* [WRITTEN INSTRUCTION]:
Find the string "based" and gather every line that holds it.

* [SOURCE MATERIAL]:
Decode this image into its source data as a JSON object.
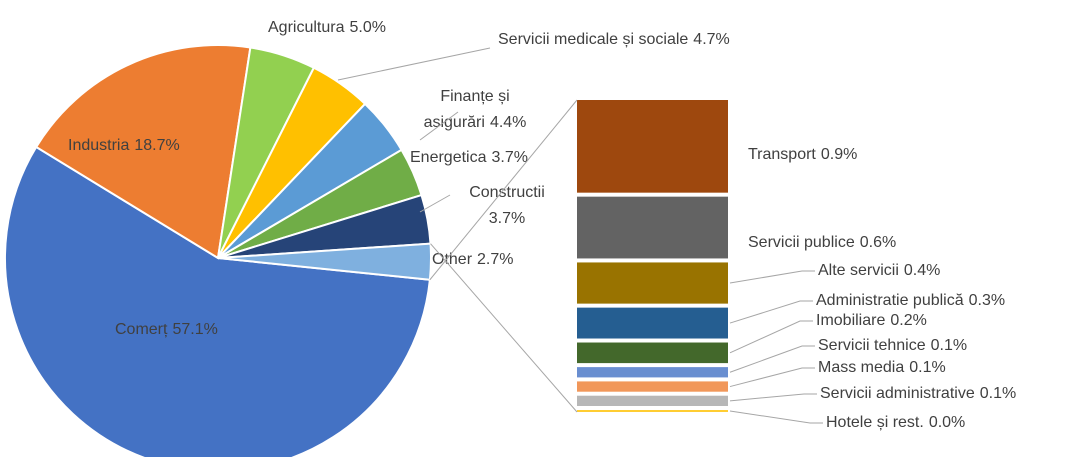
{
  "chart_data": {
    "type": "pie-of-bar",
    "categories": [
      "Comerț",
      "Industria",
      "Agricultura",
      "Servicii medicale și sociale",
      "Finanțe și asigurări",
      "Energetica",
      "Constructii",
      "Other"
    ],
    "values": [
      57.1,
      18.7,
      5.0,
      4.7,
      4.4,
      3.7,
      3.7,
      2.7
    ],
    "value_labels": [
      "57.1%",
      "18.7%",
      "5.0%",
      "4.7%",
      "4.4%",
      "3.7%",
      "3.7%",
      "2.7%"
    ],
    "colors": [
      "#4472c4",
      "#ed7d31",
      "#92d050",
      "#ffc000",
      "#5b9bd5",
      "#70ad47",
      "#264478",
      "#7fb0df"
    ],
    "bar": {
      "categories": [
        "Transport",
        "Servicii publice",
        "Alte servicii",
        "Administratie publică",
        "Imobiliare",
        "Servicii tehnice",
        "Mass media",
        "Servicii administrative",
        "Hotele și rest."
      ],
      "values": [
        0.9,
        0.6,
        0.4,
        0.3,
        0.2,
        0.1,
        0.1,
        0.1,
        0.0
      ],
      "value_labels": [
        "0.9%",
        "0.6%",
        "0.4%",
        "0.3%",
        "0.2%",
        "0.1%",
        "0.1%",
        "0.1%",
        "0.0%"
      ],
      "colors": [
        "#9e480e",
        "#636363",
        "#997300",
        "#255e91",
        "#43682b",
        "#698ed0",
        "#f1975a",
        "#b7b7b7",
        "#ffcd33"
      ]
    }
  }
}
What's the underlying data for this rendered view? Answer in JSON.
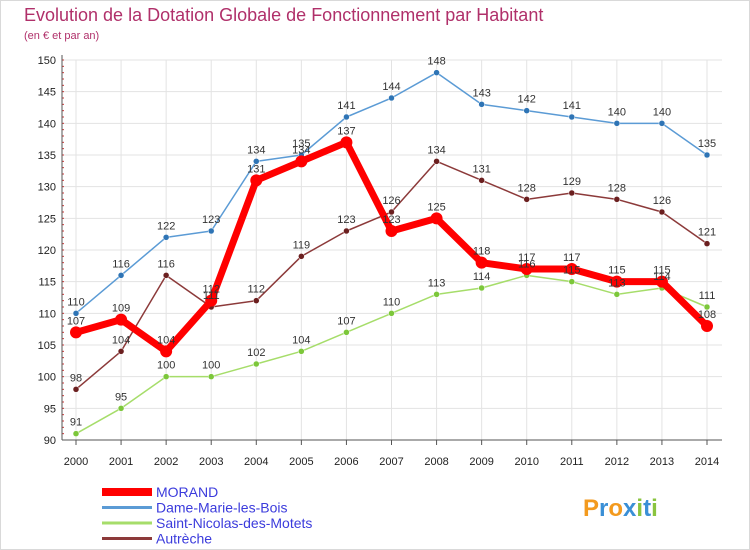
{
  "chart_data": {
    "type": "line",
    "title": "Evolution de la Dotation Globale de Fonctionnement par Habitant",
    "subtitle": "(en € et par an)",
    "xlabel": "",
    "ylabel": "",
    "x": [
      2000,
      2001,
      2002,
      2003,
      2004,
      2005,
      2006,
      2007,
      2008,
      2009,
      2010,
      2011,
      2012,
      2013,
      2014
    ],
    "ylim": [
      90,
      150
    ],
    "yticks": [
      90,
      95,
      100,
      105,
      110,
      115,
      120,
      125,
      130,
      135,
      140,
      145,
      150
    ],
    "grid": true,
    "legend_position": "bottom-left",
    "series": [
      {
        "name": "Dame-Marie-les-Bois",
        "color": "#5b9bd5",
        "marker": "#2e74b5",
        "width": 1.5,
        "values": [
          110,
          116,
          122,
          123,
          134,
          135,
          141,
          144,
          148,
          143,
          142,
          141,
          140,
          140,
          135
        ]
      },
      {
        "name": "Saint-Nicolas-des-Motets",
        "color": "#a6dd6a",
        "marker": "#7cc73a",
        "width": 1.5,
        "values": [
          91,
          95,
          100,
          100,
          102,
          104,
          107,
          110,
          113,
          114,
          116,
          115,
          113,
          114,
          111
        ]
      },
      {
        "name": "Autrèche",
        "color": "#8c3a3a",
        "marker": "#6b1f1f",
        "width": 1.5,
        "values": [
          98,
          104,
          116,
          111,
          112,
          119,
          123,
          126,
          134,
          131,
          128,
          129,
          128,
          126,
          121
        ]
      },
      {
        "name": "MORAND",
        "color": "#ff0000",
        "marker": "#ff0000",
        "width": 7,
        "values": [
          107,
          109,
          104,
          112,
          131,
          134,
          137,
          123,
          125,
          118,
          117,
          117,
          115,
          115,
          108
        ]
      }
    ],
    "legend": [
      {
        "name": "MORAND",
        "color": "#ff0000",
        "text_color": "#3b3bdc"
      },
      {
        "name": "Dame-Marie-les-Bois",
        "color": "#5b9bd5",
        "text_color": "#3b3bdc"
      },
      {
        "name": "Saint-Nicolas-des-Motets",
        "color": "#a6dd6a",
        "text_color": "#3b3bdc"
      },
      {
        "name": "Autrèche",
        "color": "#8c3a3a",
        "text_color": "#3b3bdc"
      }
    ]
  },
  "logo": {
    "text": "Proxiti",
    "letters": [
      {
        "ch": "P",
        "color": "#f39a1e"
      },
      {
        "ch": "r",
        "color": "#3a8fd6"
      },
      {
        "ch": "o",
        "color": "#f39a1e"
      },
      {
        "ch": "x",
        "color": "#3a8fd6"
      },
      {
        "ch": "i",
        "color": "#8ac43f"
      },
      {
        "ch": "t",
        "color": "#3a8fd6"
      },
      {
        "ch": "i",
        "color": "#8ac43f"
      }
    ]
  }
}
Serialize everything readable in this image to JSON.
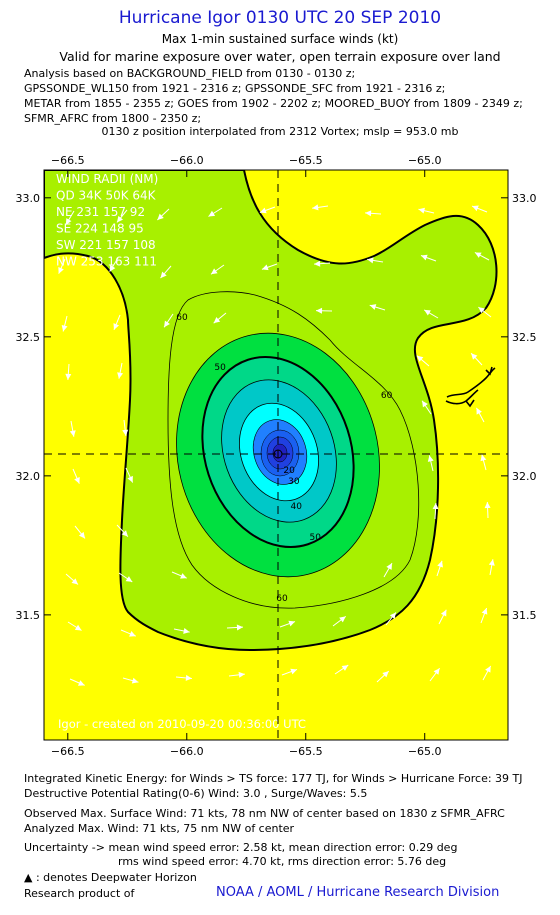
{
  "header": {
    "title": "Hurricane Igor 0130 UTC 20 SEP 2010",
    "subtitle1": "Max 1-min sustained surface winds (kt)",
    "subtitle2": "Valid for marine exposure over water, open terrain exposure over land"
  },
  "analysis_lines": [
    "Analysis based on BACKGROUND_FIELD from 0130 - 0130 z;",
    "GPSSONDE_WL150 from 1921 - 2316 z; GPSSONDE_SFC from 1921 - 2316 z;",
    "METAR from 1855 - 2355 z; GOES from 1902 - 2202 z; MOORED_BUOY from 1809 - 2349 z;",
    "SFMR_AFRC from 1800 - 2350 z;"
  ],
  "position_line": "0130 z position interpolated from 2312 Vortex; mslp = 953.0 mb",
  "chart_data": {
    "type": "contour",
    "xlim": [
      -66.6,
      -64.65
    ],
    "ylim": [
      31.05,
      33.1
    ],
    "x_ticks": [
      -66.5,
      -66.0,
      -65.5,
      -65.0
    ],
    "x_tick_labels": [
      "−66.5",
      "−66.0",
      "−65.5",
      "−65.0"
    ],
    "y_ticks": [
      31.5,
      32.0,
      32.5,
      33.0
    ],
    "y_tick_labels": [
      "31.5",
      "32.0",
      "32.5",
      "33.0"
    ],
    "center": {
      "lon": -65.6,
      "lat": 32.09
    },
    "contour_labels": [
      {
        "text": "60",
        "lon": -66.02,
        "lat": 32.56
      },
      {
        "text": "60",
        "lon": -65.16,
        "lat": 32.28
      },
      {
        "text": "60",
        "lon": -65.6,
        "lat": 31.55
      },
      {
        "text": "50",
        "lon": -65.86,
        "lat": 32.38
      },
      {
        "text": "50",
        "lon": -65.46,
        "lat": 31.77
      },
      {
        "text": "40",
        "lon": -65.54,
        "lat": 31.88
      },
      {
        "text": "30",
        "lon": -65.55,
        "lat": 31.97
      },
      {
        "text": "20",
        "lon": -65.57,
        "lat": 32.01
      }
    ],
    "wind_radii": {
      "header": "WIND RADII (NM)",
      "columns": "QD 34K 50K 64K",
      "rows": [
        {
          "quadrant": "NE",
          "r34": 231,
          "r50": 157,
          "r64": 92
        },
        {
          "quadrant": "SE",
          "r34": 224,
          "r50": 148,
          "r64": 95
        },
        {
          "quadrant": "SW",
          "r34": 221,
          "r50": 157,
          "r64": 108
        },
        {
          "quadrant": "NW",
          "r34": 253,
          "r50": 163,
          "r64": 111
        }
      ]
    },
    "wind_radii_lines": [
      "WIND RADII (NM)",
      "QD 34K 50K 64K",
      "NE 231 157  92",
      "SE 224 148  95",
      "SW 221 157 108",
      "NW 253 163 111"
    ],
    "credit": "Igor - created on 2010-09-20 00:36:00 UTC",
    "colors": {
      "gt_hurricane": "#ffff00",
      "ts_60": "#a8f000",
      "50_60": "#00e040",
      "40_50": "#00d888",
      "30_40": "#00c8c8",
      "20_30": "#00ffff",
      "10_20": "#2080ff",
      "core": "#2020d0"
    }
  },
  "footer": {
    "ike": "Integrated Kinetic Energy:  for Winds > TS force: 177 TJ,  for Winds > Hurricane Force: 39 TJ",
    "dpr": "Destructive Potential Rating(0-6)   Wind: 3.0 , Surge/Waves: 5.5",
    "obs_max": "Observed Max. Surface Wind: 71 kts, 78 nm NW of center based on 1830 z SFMR_AFRC",
    "analyzed_max": "Analyzed Max. Wind: 71 kts, 75 nm NW of center",
    "uncertainty1": "Uncertainty -> mean wind speed error: 2.58 kt,   mean direction error: 0.29 deg",
    "uncertainty2": "rms wind speed error: 4.70 kt,   rms direction error: 5.76 deg",
    "deepwater": "▲ : denotes Deepwater Horizon",
    "research": "Research product of",
    "noaa": "NOAA / AOML / Hurricane Research Division"
  }
}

* [TASK OUTPUT]:
    "Analysis based on BACKGROUND_FIELD from 0130 - 0130 z;",
    "obs_max": "Observed Max. Surface Wind: 71 kts, 78 nm NW of center based on 1830 z SFMR_AFRC",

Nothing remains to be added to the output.